[start]

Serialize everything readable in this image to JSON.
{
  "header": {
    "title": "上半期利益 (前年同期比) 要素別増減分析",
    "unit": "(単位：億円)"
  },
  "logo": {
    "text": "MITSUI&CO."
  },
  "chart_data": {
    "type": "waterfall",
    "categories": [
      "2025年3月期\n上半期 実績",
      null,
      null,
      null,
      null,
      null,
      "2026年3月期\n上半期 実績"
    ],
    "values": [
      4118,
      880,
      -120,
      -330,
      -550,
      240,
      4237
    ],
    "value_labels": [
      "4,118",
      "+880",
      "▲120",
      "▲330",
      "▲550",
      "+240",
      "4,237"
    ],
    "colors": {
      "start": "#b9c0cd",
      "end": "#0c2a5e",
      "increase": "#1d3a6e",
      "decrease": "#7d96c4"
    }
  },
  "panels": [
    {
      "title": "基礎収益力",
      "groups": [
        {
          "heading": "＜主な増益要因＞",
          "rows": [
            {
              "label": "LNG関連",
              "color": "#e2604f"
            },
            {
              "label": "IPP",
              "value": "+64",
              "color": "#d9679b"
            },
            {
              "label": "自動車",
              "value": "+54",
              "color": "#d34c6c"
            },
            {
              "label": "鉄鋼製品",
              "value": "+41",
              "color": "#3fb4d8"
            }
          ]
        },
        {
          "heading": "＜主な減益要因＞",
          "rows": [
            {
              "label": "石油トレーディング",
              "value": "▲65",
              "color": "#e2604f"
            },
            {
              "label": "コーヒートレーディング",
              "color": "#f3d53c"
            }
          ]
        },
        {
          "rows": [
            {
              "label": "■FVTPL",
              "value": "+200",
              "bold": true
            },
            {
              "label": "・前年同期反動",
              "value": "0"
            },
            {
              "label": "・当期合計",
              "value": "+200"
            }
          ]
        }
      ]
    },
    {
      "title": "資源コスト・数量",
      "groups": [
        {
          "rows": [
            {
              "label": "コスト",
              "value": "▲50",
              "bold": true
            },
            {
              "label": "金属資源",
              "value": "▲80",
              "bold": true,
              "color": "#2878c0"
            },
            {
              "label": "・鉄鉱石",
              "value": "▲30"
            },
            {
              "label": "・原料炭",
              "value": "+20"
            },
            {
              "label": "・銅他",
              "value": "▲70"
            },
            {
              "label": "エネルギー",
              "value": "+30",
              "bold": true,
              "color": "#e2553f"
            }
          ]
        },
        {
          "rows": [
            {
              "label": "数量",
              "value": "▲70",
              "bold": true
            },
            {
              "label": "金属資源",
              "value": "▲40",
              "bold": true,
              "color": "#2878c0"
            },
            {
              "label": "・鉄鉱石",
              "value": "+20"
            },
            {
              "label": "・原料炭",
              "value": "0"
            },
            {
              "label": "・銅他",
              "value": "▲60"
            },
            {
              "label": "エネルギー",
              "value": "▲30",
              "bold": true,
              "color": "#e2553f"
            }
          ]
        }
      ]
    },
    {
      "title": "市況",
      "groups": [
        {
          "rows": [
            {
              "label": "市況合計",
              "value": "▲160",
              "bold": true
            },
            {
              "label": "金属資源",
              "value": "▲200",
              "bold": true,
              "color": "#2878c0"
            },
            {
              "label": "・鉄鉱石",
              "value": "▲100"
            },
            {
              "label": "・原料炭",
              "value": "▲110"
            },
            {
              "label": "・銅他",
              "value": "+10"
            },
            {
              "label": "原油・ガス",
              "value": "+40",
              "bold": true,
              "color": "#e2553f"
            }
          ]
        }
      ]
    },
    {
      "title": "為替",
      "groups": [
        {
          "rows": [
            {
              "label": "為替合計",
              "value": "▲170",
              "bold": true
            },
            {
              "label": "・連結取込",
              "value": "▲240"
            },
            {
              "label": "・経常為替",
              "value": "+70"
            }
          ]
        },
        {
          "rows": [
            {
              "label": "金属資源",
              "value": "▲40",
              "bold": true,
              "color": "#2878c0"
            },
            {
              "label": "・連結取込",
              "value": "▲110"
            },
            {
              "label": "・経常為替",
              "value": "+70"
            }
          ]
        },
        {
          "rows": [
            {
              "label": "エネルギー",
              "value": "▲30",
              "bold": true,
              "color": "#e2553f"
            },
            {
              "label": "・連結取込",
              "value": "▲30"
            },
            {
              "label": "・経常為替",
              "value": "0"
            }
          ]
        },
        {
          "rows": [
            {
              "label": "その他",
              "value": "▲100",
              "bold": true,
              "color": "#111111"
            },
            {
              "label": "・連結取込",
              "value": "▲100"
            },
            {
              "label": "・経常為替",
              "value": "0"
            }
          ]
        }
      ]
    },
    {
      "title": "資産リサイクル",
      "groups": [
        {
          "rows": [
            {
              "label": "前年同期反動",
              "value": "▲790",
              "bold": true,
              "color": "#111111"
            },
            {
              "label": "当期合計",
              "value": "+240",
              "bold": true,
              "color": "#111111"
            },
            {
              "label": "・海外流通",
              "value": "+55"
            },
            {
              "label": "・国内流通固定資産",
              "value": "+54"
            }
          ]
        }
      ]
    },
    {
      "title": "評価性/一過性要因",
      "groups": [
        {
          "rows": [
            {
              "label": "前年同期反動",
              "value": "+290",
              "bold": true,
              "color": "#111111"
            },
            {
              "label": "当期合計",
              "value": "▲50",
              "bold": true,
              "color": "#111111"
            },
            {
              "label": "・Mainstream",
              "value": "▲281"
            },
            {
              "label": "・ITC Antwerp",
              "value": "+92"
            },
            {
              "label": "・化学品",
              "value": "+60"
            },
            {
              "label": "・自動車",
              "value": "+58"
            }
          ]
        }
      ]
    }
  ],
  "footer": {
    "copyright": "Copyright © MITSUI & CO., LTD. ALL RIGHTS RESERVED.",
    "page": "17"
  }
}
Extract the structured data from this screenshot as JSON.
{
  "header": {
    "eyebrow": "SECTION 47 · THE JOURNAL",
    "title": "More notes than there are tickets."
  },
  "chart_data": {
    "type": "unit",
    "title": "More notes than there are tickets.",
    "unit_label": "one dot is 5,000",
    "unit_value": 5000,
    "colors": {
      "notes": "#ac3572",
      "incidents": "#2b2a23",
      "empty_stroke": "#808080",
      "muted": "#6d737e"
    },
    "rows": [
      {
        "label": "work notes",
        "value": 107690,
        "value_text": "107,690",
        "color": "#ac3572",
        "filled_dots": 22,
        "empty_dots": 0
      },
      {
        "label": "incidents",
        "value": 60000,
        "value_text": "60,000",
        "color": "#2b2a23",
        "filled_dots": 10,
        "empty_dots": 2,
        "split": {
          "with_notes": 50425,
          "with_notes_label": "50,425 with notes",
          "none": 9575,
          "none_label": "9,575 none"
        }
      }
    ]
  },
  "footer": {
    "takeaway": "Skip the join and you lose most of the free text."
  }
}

[end]

| Problem details |
Using the entries above, please restate each one word for word.

| Answer to this exercise |
Serialize everything readable in this image to JSON.
{
  "header": {
    "title": "上半期利益 (前年同期比) 要素別増減分析",
    "unit": "(単位：億円)"
  },
  "logo": {
    "text": "MITSUI&CO."
  },
  "chart_data": {
    "type": "waterfall",
    "categories": [
      "2025年3月期\n上半期 実績",
      null,
      null,
      null,
      null,
      null,
      "2026年3月期\n上半期 実績"
    ],
    "values": [
      4118,
      880,
      -120,
      -330,
      -550,
      240,
      4237
    ],
    "value_labels": [
      "4,118",
      "+880",
      "▲120",
      "▲330",
      "▲550",
      "+240",
      "4,237"
    ],
    "colors": {
      "start": "#b9c0cd",
      "end": "#0c2a5e",
      "increase": "#1d3a6e",
      "decrease": "#7d96c4"
    }
  },
  "panels": [
    {
      "title": "基礎収益力",
      "groups": [
        {
          "heading": "＜主な増益要因＞",
          "rows": [
            {
              "label": "LNG関連",
              "color": "#e2604f"
            },
            {
              "label": "IPP",
              "value": "+64",
              "color": "#d9679b"
            },
            {
              "label": "自動車",
              "value": "+54",
              "color": "#d34c6c"
            },
            {
              "label": "鉄鋼製品",
              "value": "+41",
              "color": "#3fb4d8"
            }
          ]
        },
        {
          "heading": "＜主な減益要因＞",
          "rows": [
            {
              "label": "石油トレーディング",
              "value": "▲65",
              "color": "#e2604f"
            },
            {
              "label": "コーヒートレーディング",
              "color": "#f3d53c"
            }
          ]
        },
        {
          "rows": [
            {
              "label": "■FVTPL",
              "value": "+200",
              "bold": true
            },
            {
              "label": "・前年同期反動",
              "value": "0"
            },
            {
              "label": "・当期合計",
              "value": "+200"
            }
          ]
        }
      ]
    },
    {
      "title": "資源コスト・数量",
      "groups": [
        {
          "rows": [
            {
              "label": "コスト",
              "value": "▲50",
              "bold": true
            },
            {
              "label": "金属資源",
              "value": "▲80",
              "bold": true,
              "color": "#2878c0"
            },
            {
              "label": "・鉄鉱石",
              "value": "▲30"
            },
            {
              "label": "・原料炭",
              "value": "+20"
            },
            {
              "label": "・銅他",
              "value": "▲70"
            },
            {
              "label": "エネルギー",
              "value": "+30",
              "bold": true,
              "color": "#e2553f"
            }
          ]
        },
        {
          "rows": [
            {
              "label": "数量",
              "value": "▲70",
              "bold": true
            },
            {
              "label": "金属資源",
              "value": "▲40",
              "bold": true,
              "color": "#2878c0"
            },
            {
              "label": "・鉄鉱石",
              "value": "+20"
            },
            {
              "label": "・原料炭",
              "value": "0"
            },
            {
              "label": "・銅他",
              "value": "▲60"
            },
            {
              "label": "エネルギー",
              "value": "▲30",
              "bold": true,
              "color": "#e2553f"
            }
          ]
        }
      ]
    },
    {
      "title": "市況",
      "groups": [
        {
          "rows": [
            {
              "label": "市況合計",
              "value": "▲160",
              "bold": true
            },
            {
              "label": "金属資源",
              "value": "▲200",
              "bold": true,
              "color": "#2878c0"
            },
            {
              "label": "・鉄鉱石",
              "value": "▲100"
            },
            {
              "label": "・原料炭",
              "value": "▲110"
            },
            {
              "label": "・銅他",
              "value": "+10"
            },
            {
              "label": "原油・ガス",
              "value": "+40",
              "bold": true,
              "color": "#e2553f"
            }
          ]
        }
      ]
    },
    {
      "title": "為替",
      "groups": [
        {
          "rows": [
            {
              "label": "為替合計",
              "value": "▲170",
              "bold": true
            },
            {
              "label": "・連結取込",
              "value": "▲240"
            },
            {
              "label": "・経常為替",
              "value": "+70"
            }
          ]
        },
        {
          "rows": [
            {
              "label": "金属資源",
              "value": "▲40",
              "bold": true,
              "color": "#2878c0"
            },
            {
              "label": "・連結取込",
              "value": "▲110"
            },
            {
              "label": "・経常為替",
              "value": "+70"
            }
          ]
        },
        {
          "rows": [
            {
              "label": "エネルギー",
              "value": "▲30",
              "bold": true,
              "color": "#e2553f"
            },
            {
              "label": "・連結取込",
              "value": "▲30"
            },
            {
              "label": "・経常為替",
              "value": "0"
            }
          ]
        },
        {
          "rows": [
            {
              "label": "その他",
              "value": "▲100",
              "bold": true,
              "color": "#111111"
            },
            {
              "label": "・連結取込",
              "value": "▲100"
            },
            {
              "label": "・経常為替",
              "value": "0"
            }
          ]
        }
      ]
    },
    {
      "title": "資産リサイクル",
      "groups": [
        {
          "rows": [
            {
              "label": "前年同期反動",
              "value": "▲790",
              "bold": true,
              "color": "#111111"
            },
            {
              "label": "当期合計",
              "value": "+240",
              "bold": true,
              "color": "#111111"
            },
            {
              "label": "・海外流通",
              "value": "+55"
            },
            {
              "label": "・国内流通固定資産",
              "value": "+54"
            }
          ]
        }
      ]
    },
    {
      "title": "評価性/一過性要因",
      "groups": [
        {
          "rows": [
            {
              "label": "前年同期反動",
              "value": "+290",
              "bold": true,
              "color": "#111111"
            },
            {
              "label": "当期合計",
              "value": "▲50",
              "bold": true,
              "color": "#111111"
            },
            {
              "label": "・Mainstream",
              "value": "▲281"
            },
            {
              "label": "・ITC Antwerp",
              "value": "+92"
            },
            {
              "label": "・化学品",
              "value": "+60"
            },
            {
              "label": "・自動車",
              "value": "+58"
            }
          ]
        }
      ]
    }
  ],
  "footer": {
    "copyright": "Copyright © MITSUI & CO., LTD. ALL RIGHTS RESERVED.",
    "page": "17"
  }
}
Extract the structured data from this screenshot as JSON.
{
  "header": {
    "eyebrow": "SECTION 47 · THE JOURNAL",
    "title": "More notes than there are tickets."
  },
  "chart_data": {
    "type": "unit",
    "title": "More notes than there are tickets.",
    "unit_label": "one dot is 5,000",
    "unit_value": 5000,
    "colors": {
      "notes": "#ac3572",
      "incidents": "#2b2a23",
      "empty_stroke": "#808080",
      "muted": "#6d737e"
    },
    "rows": [
      {
        "label": "work notes",
        "value": 107690,
        "value_text": "107,690",
        "color": "#ac3572",
        "filled_dots": 22,
        "empty_dots": 0
      },
      {
        "label": "incidents",
        "value": 60000,
        "value_text": "60,000",
        "color": "#2b2a23",
        "filled_dots": 10,
        "empty_dots": 2,
        "split": {
          "with_notes": 50425,
          "with_notes_label": "50,425 with notes",
          "none": 9575,
          "none_label": "9,575 none"
        }
      }
    ]
  },
  "footer": {
    "takeaway": "Skip the join and you lose most of the free text."
  }
}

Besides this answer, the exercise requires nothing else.